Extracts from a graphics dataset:
********************
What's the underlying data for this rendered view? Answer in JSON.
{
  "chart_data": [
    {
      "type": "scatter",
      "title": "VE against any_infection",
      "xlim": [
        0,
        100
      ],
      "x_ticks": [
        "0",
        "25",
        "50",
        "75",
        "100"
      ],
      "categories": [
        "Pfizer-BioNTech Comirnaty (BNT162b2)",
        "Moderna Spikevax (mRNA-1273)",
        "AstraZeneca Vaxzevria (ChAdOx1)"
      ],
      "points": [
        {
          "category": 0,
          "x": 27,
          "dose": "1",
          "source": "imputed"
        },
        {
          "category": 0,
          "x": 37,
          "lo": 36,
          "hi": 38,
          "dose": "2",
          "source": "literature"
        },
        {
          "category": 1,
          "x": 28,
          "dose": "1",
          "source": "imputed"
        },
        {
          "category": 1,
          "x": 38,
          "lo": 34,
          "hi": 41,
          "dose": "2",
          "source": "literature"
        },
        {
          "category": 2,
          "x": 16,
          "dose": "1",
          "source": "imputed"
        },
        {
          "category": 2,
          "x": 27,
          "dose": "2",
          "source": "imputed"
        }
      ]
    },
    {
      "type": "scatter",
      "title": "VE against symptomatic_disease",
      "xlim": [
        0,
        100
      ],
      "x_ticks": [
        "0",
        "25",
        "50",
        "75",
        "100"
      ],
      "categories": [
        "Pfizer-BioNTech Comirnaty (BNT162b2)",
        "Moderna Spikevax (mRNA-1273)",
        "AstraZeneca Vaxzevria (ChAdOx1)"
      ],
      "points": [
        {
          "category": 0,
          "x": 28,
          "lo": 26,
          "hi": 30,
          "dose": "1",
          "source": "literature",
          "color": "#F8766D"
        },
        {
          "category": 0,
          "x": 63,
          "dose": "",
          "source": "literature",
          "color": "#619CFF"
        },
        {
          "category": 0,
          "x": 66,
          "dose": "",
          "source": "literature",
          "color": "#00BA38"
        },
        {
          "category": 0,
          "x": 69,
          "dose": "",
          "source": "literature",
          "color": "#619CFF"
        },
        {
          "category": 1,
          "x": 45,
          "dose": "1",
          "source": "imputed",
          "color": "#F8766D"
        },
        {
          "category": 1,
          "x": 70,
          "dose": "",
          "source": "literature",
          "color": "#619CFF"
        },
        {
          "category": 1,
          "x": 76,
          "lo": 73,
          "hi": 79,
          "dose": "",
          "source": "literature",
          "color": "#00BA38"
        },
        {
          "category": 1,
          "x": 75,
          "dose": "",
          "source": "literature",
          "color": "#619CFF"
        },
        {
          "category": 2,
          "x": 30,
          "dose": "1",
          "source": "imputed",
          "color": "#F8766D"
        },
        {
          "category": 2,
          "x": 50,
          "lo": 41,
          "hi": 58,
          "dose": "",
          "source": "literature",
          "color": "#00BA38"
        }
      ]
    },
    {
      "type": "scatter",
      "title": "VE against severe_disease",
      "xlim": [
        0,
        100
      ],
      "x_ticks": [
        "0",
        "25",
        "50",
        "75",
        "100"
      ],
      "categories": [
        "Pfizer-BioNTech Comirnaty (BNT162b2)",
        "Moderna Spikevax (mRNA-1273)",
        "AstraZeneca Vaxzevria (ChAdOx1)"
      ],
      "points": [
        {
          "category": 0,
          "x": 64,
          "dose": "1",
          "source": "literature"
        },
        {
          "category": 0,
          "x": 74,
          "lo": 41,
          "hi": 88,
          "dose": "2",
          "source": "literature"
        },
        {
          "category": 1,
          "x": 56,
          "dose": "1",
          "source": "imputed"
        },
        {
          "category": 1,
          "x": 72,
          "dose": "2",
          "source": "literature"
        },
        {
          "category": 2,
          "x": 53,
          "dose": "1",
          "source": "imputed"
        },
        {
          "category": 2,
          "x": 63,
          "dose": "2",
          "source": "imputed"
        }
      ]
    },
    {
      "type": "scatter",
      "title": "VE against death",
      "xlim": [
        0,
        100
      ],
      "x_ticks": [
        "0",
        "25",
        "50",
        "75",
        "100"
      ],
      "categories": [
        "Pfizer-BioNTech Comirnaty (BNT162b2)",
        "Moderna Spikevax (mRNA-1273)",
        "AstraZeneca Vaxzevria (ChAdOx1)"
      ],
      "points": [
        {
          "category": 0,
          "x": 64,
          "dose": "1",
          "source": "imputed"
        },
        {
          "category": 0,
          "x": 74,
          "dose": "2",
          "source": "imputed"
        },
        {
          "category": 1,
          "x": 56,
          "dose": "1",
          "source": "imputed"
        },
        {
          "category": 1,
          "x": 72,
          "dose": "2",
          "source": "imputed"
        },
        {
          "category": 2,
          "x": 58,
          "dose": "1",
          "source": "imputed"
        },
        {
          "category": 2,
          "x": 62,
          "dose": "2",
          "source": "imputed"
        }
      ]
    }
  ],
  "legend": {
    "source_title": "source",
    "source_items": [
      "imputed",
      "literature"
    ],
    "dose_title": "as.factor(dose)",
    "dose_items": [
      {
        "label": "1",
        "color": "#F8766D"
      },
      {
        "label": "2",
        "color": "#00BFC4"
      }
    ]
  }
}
********************
● **DIRECTIONS**: The lines above that hold "against" are the result; show every one of them.

● **ANSWER FOR THIS EXERCISE**:
      "title": "VE against any_infection",
      "title": "VE against symptomatic_disease",
      "title": "VE against severe_disease",
      "title": "VE against death",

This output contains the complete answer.